### [Your task]
Read the data and repeat it in full, exactly.

### [Data to use]
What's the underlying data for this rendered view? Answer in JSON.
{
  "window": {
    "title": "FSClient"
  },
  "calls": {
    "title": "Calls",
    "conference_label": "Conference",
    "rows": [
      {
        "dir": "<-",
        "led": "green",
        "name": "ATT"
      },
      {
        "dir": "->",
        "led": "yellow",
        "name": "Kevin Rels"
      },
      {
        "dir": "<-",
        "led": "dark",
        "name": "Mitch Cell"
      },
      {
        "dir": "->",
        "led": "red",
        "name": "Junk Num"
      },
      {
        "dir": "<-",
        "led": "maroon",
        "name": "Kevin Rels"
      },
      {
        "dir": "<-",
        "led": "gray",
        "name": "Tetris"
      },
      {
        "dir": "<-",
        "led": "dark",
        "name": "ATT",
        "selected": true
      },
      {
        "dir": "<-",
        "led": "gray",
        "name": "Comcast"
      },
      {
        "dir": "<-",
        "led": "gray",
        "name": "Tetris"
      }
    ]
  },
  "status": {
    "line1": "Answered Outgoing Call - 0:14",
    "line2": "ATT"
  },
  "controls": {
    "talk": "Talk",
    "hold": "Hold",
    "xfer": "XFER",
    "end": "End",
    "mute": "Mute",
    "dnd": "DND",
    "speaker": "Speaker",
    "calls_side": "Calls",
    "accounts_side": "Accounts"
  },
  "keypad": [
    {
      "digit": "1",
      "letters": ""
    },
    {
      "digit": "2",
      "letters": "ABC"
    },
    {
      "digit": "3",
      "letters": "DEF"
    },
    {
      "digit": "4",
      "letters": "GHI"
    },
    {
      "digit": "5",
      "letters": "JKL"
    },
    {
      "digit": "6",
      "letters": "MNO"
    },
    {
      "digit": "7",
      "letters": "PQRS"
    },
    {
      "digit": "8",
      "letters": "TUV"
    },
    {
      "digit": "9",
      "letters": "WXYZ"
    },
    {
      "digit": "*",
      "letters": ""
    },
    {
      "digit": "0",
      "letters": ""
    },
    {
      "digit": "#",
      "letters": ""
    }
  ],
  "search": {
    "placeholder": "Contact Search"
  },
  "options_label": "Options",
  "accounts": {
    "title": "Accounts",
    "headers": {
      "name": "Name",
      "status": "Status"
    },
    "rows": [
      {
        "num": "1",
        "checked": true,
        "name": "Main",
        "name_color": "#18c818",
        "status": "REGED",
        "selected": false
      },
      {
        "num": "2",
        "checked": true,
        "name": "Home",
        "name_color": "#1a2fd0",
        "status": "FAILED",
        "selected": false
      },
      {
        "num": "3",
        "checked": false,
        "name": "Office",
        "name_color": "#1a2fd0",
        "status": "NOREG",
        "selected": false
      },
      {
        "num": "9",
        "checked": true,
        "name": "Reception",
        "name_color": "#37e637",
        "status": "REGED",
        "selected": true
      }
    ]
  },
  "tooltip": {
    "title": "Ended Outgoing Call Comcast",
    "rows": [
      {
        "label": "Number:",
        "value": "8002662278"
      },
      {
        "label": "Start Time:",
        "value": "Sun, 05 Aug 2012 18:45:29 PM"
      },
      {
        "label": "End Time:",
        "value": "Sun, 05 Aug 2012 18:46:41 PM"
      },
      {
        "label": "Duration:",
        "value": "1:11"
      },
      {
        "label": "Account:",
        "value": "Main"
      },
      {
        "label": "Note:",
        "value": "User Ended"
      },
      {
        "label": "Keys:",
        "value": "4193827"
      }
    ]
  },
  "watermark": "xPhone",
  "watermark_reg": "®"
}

### [Result of this exercise]
What's the underlying data for this rendered view? Answer in JSON.
{
  "window": {
    "title": "FSClient"
  },
  "calls": {
    "title": "Calls",
    "conference_label": "Conference",
    "rows": [
      {
        "dir": "<-",
        "led": "green",
        "name": "ATT"
      },
      {
        "dir": "->",
        "led": "yellow",
        "name": "Kevin Rels"
      },
      {
        "dir": "<-",
        "led": "dark",
        "name": "Mitch Cell"
      },
      {
        "dir": "->",
        "led": "red",
        "name": "Junk Num"
      },
      {
        "dir": "<-",
        "led": "maroon",
        "name": "Kevin Rels"
      },
      {
        "dir": "<-",
        "led": "gray",
        "name": "Tetris"
      },
      {
        "dir": "<-",
        "led": "dark",
        "name": "ATT",
        "selected": true
      },
      {
        "dir": "<-",
        "led": "gray",
        "name": "Comcast"
      },
      {
        "dir": "<-",
        "led": "gray",
        "name": "Tetris"
      }
    ]
  },
  "status": {
    "line1": "Answered Outgoing Call - 0:14",
    "line2": "ATT"
  },
  "controls": {
    "talk": "Talk",
    "hold": "Hold",
    "xfer": "XFER",
    "end": "End",
    "mute": "Mute",
    "dnd": "DND",
    "speaker": "Speaker",
    "calls_side": "Calls",
    "accounts_side": "Accounts"
  },
  "keypad": [
    {
      "digit": "1",
      "letters": ""
    },
    {
      "digit": "2",
      "letters": "ABC"
    },
    {
      "digit": "3",
      "letters": "DEF"
    },
    {
      "digit": "4",
      "letters": "GHI"
    },
    {
      "digit": "5",
      "letters": "JKL"
    },
    {
      "digit": "6",
      "letters": "MNO"
    },
    {
      "digit": "7",
      "letters": "PQRS"
    },
    {
      "digit": "8",
      "letters": "TUV"
    },
    {
      "digit": "9",
      "letters": "WXYZ"
    },
    {
      "digit": "*",
      "letters": ""
    },
    {
      "digit": "0",
      "letters": ""
    },
    {
      "digit": "#",
      "letters": ""
    }
  ],
  "search": {
    "placeholder": "Contact Search"
  },
  "options_label": "Options",
  "accounts": {
    "title": "Accounts",
    "headers": {
      "name": "Name",
      "status": "Status"
    },
    "rows": [
      {
        "num": "1",
        "checked": true,
        "name": "Main",
        "name_color": "#18c818",
        "status": "REGED",
        "selected": false
      },
      {
        "num": "2",
        "checked": true,
        "name": "Home",
        "name_color": "#1a2fd0",
        "status": "FAILED",
        "selected": false
      },
      {
        "num": "3",
        "checked": false,
        "name": "Office",
        "name_color": "#1a2fd0",
        "status": "NOREG",
        "selected": false
      },
      {
        "num": "9",
        "checked": true,
        "name": "Reception",
        "name_color": "#37e637",
        "status": "REGED",
        "selected": true
      }
    ]
  },
  "tooltip": {
    "title": "Ended Outgoing Call Comcast",
    "rows": [
      {
        "label": "Number:",
        "value": "8002662278"
      },
      {
        "label": "Start Time:",
        "value": "Sun, 05 Aug 2012 18:45:29 PM"
      },
      {
        "label": "End Time:",
        "value": "Sun, 05 Aug 2012 18:46:41 PM"
      },
      {
        "label": "Duration:",
        "value": "1:11"
      },
      {
        "label": "Account:",
        "value": "Main"
      },
      {
        "label": "Note:",
        "value": "User Ended"
      },
      {
        "label": "Keys:",
        "value": "4193827"
      }
    ]
  },
  "watermark": "xPhone",
  "watermark_reg": "®"
}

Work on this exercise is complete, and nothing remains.